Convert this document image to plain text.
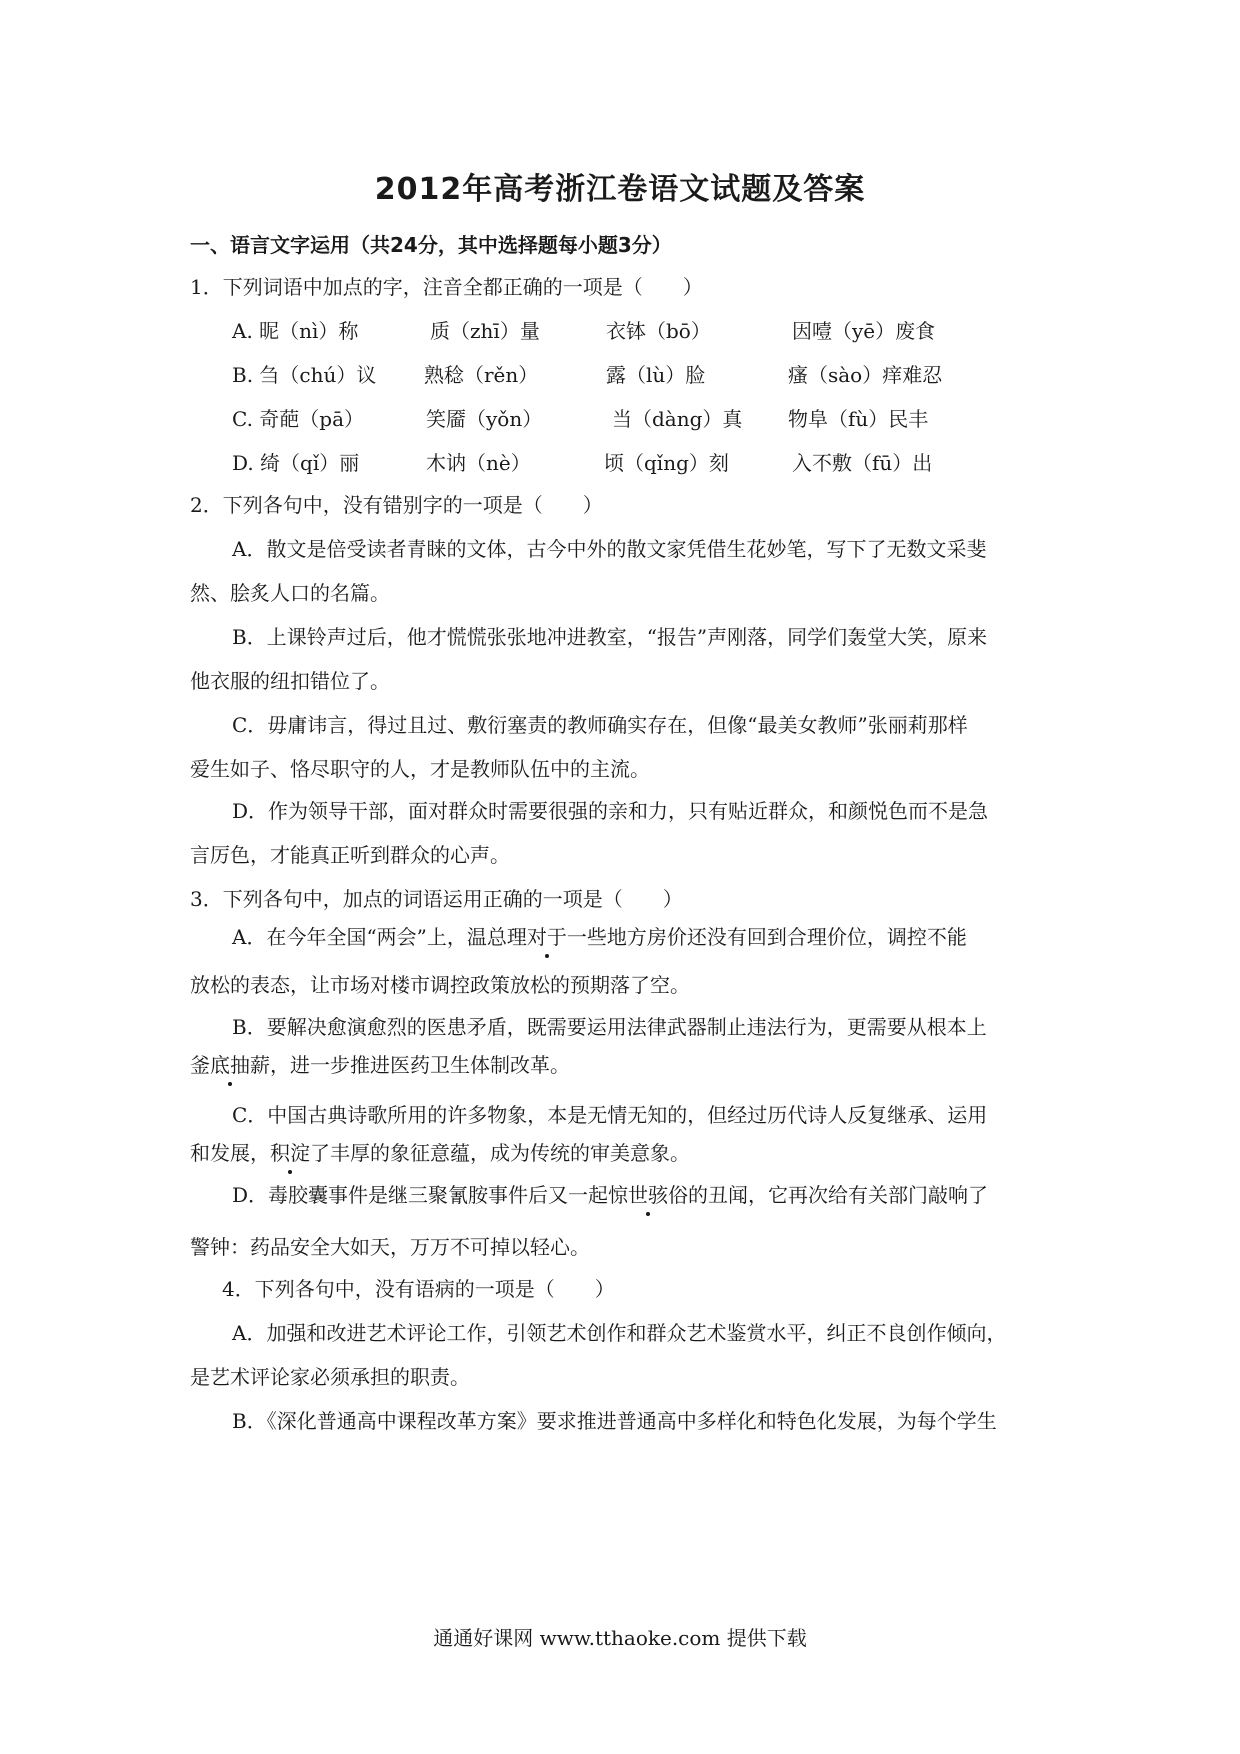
2012年高考浙江卷语文试题及答案
一、语言文字运用（共24分，其中选择题每小题3分）
1．下列词语中加点的字，注音全都正确的一项是（　　）
A. 昵（nì）称	质（zhī）量	衣钵（bō）	因噎（yē）废食
B. 刍（chú）议 熟稔（rěn）	露（lù）脸	瘙（sào）痒难忍
C. 奇葩（pā）	笑靥（yǒn）	当（dàng）真 物阜（fù）民丰
D. 绮（qǐ）丽	木讷（nè）	顷（qǐng）刻	入不敷（fū）出
2．下列各句中，没有错别字的一项是（　　）
A．散文是倍受读者青睐的文体，古今中外的散文家凭借生花妙笔，写下了无数文采斐
然、脍炙人口的名篇。
B．上课铃声过后，他才慌慌张张地冲进教室，“报告”声刚落，同学们轰堂大笑，原来
他衣服的纽扣错位了。
C．毋庸讳言，得过且过、敷衍塞责的教师确实存在，但像“最美女教师”张丽莉那样
爱生如子、恪尽职守的人，才是教师队伍中的主流。
D．作为领导干部，面对群众时需要很强的亲和力，只有贴近群众，和颜悦色而不是急
言厉色，才能真正听到群众的心声。
3．下列各句中，加点的词语运用正确的一项是（　　）
A．在今年全国“两会”上，温总理对于一些地方房价还没有回到合理价位，调控不能
放松的表态，让市场对楼市调控政策放松的预期落了空。
B．要解决愈演愈烈的医患矛盾，既需要运用法律武器制止违法行为，更需要从根本上
釜底抽薪，进一步推进医药卫生体制改革。
C．中国古典诗歌所用的许多物象，本是无情无知的，但经过历代诗人反复继承、运用
和发展，积淀了丰厚的象征意蕴，成为传统的审美意象。
D．毒胶囊事件是继三聚氰胺事件后又一起惊世骇俗的丑闻，它再次给有关部门敲响了
警钟：药品安全大如天，万万不可掉以轻心。
4．下列各句中，没有语病的一项是（　　）
A．加强和改进艺术评论工作，引领艺术创作和群众艺术鉴赏水平，纠正不良创作倾向，
是艺术评论家必须承担的职责。
B．《深化普通高中课程改革方案》要求推进普通高中多样化和特色化发展，为每个学生
通通好课网 www.tthaoke.com 提供下载
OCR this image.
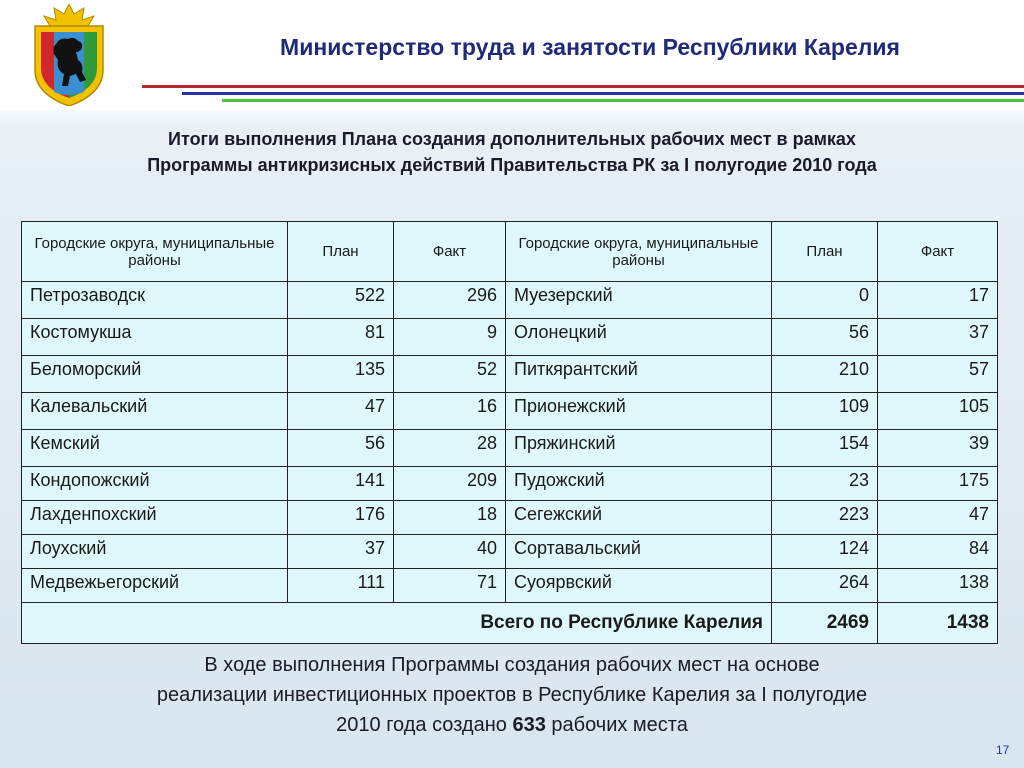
Министерство труда и занятости Республики Карелия
Итоги выполнения Плана создания дополнительных рабочих мест в рамках
Программы антикризисных действий Правительства РК за I полугодие 2010 года
Городские округа, муниципальные районы	План	Факт	Городские округа, муниципальные районы	План	Факт
Петрозаводск	522	296	Муезерский	0	17
Костомукша	81	9	Олонецкий	56	37
Беломорский	135	52	Питкярантский	210	57
Калевальский	47	16	Прионежский	109	105
Кемский	56	28	Пряжинский	154	39
Кондопожский	141	209	Пудожский	23	175
Лахденпохский	176	18	Сегежский	223	47
Лоухский	37	40	Сортавальский	124	84
Медвежьегорский	111	71	Суоярвский	264	138
Всего по Республике Карелия				2469	1438
В ходе выполнения Программы создания рабочих мест на основе
реализации инвестиционных проектов в Республике Карелия за I полугодие
2010 года создано 633 рабочих места
17
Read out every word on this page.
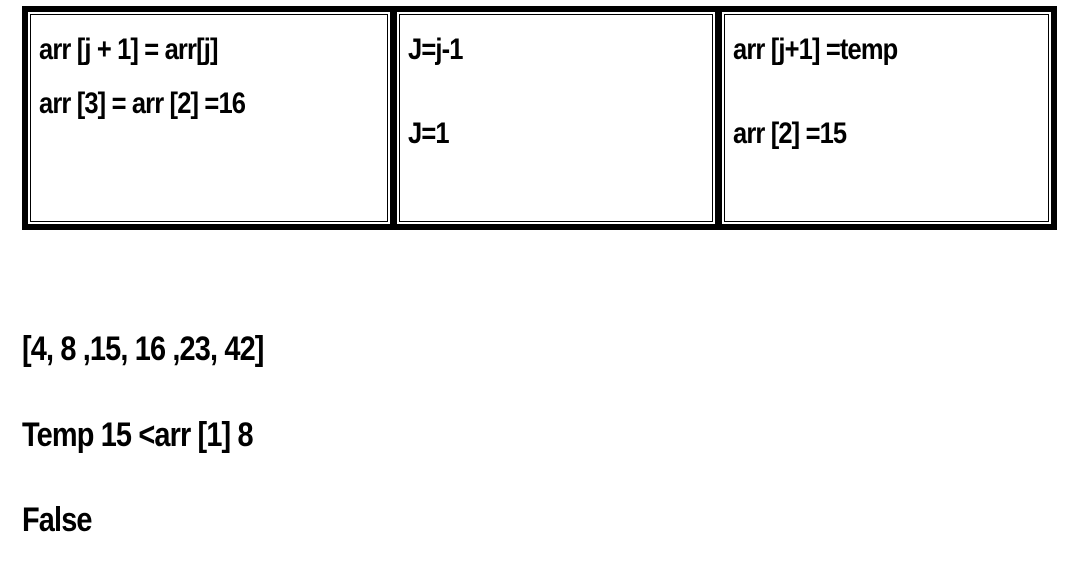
arr [j + 1] = arr[j]
arr [3] = arr [2] =16
J=j-1
J=1
arr [j+1] =temp
arr [2] =15
[4, 8 ,15, 16 ,23, 42]
Temp 15 <arr [1] 8
False
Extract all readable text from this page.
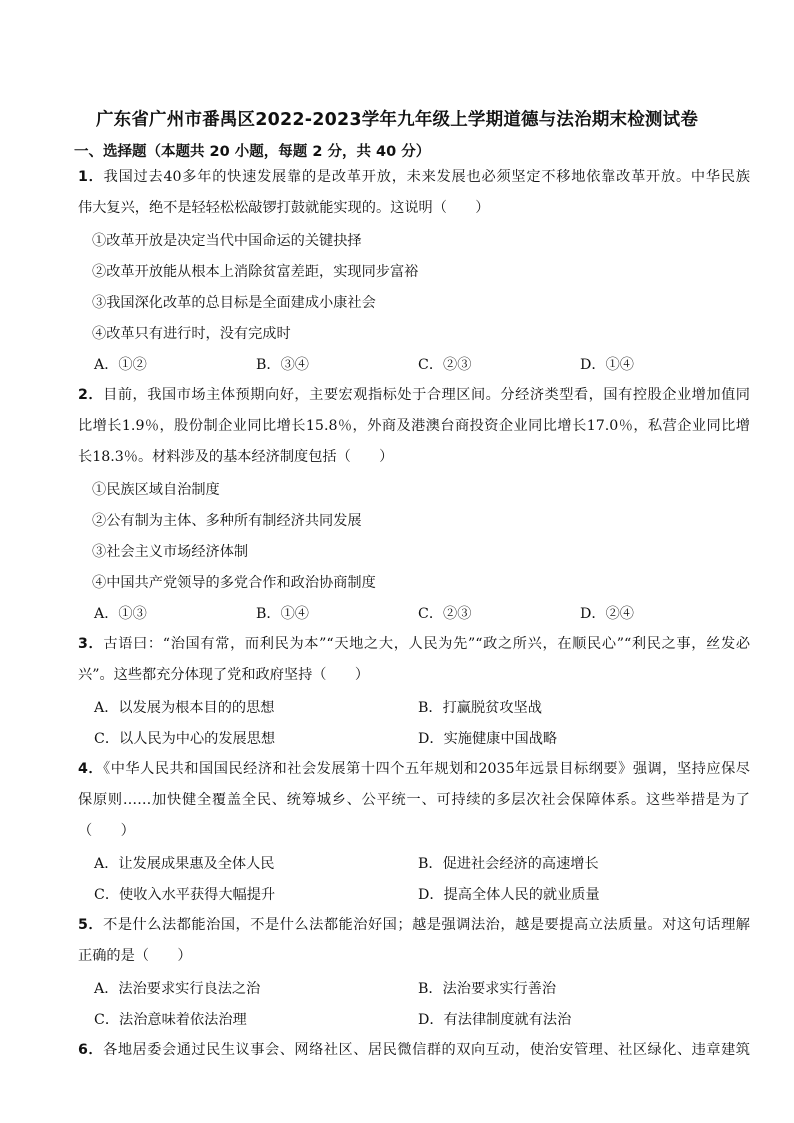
广东省广州市番禺区2022-2023学年九年级上学期道德与法治期末检测试卷
一、选择题（本题共 20 小题，每题 2 分，共 40 分）
1．我国过去40多年的快速发展靠的是改革开放，未来发展也必须坚定不移地依靠改革开放。中华民族
伟大复兴，绝不是轻轻松松敲锣打鼓就能实现的。这说明（　　）
①改革开放是决定当代中国命运的关键抉择
②改革开放能从根本上消除贫富差距，实现同步富裕
③我国深化改革的总目标是全面建成小康社会
④改革只有进行时，没有完成时
A．①②	B．③④	C．②③	D．①④
2．目前，我国市场主体预期向好，主要宏观指标处于合理区间。分经济类型看，国有控股企业增加值同
比增长1.9％，股份制企业同比增长15.8％，外商及港澳台商投资企业同比增长17.0％，私营企业同比增
长18.3％。材料涉及的基本经济制度包括（　　）
①民族区域自治制度
②公有制为主体、多种所有制经济共同发展
③社会主义市场经济体制
④中国共产党领导的多党合作和政治协商制度
A．①③	B．①④	C．②③	D．②④
3．古语曰：“治国有常，而利民为本”“天地之大，人民为先”“政之所兴，在顺民心”“利民之事，丝发必
兴”。这些都充分体现了党和政府坚持（　　）
A．以发展为根本目的的思想	B．打赢脱贫攻坚战
C．以人民为中心的发展思想	D．实施健康中国战略
4．《中华人民共和国国民经济和社会发展第十四个五年规划和2035年远景目标纲要》强调，坚持应保尽
保原则……加快健全覆盖全民、统筹城乡、公平统一、可持续的多层次社会保障体系。这些举措是为了
（　　）
A．让发展成果惠及全体人民	B．促进社会经济的高速增长
C．使收入水平获得大幅提升	D．提高全体人民的就业质量
5．不是什么法都能治国，不是什么法都能治好国；越是强调法治，越是要提高立法质量。对这句话理解
正确的是（　　）
A．法治要求实行良法之治	B．法治要求实行善治
C．法治意味着依法治理	D．有法律制度就有法治
6．各地居委会通过民生议事会、网络社区、居民微信群的双向互动，使治安管理、社区绿化、违章建筑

====

WHAT NEEDS TO BE DONE:
Pull out each line of the entries that contains "text".

EXPECTED ANSWER:
Convert this document image to plain text.
Extract all readable text from this page.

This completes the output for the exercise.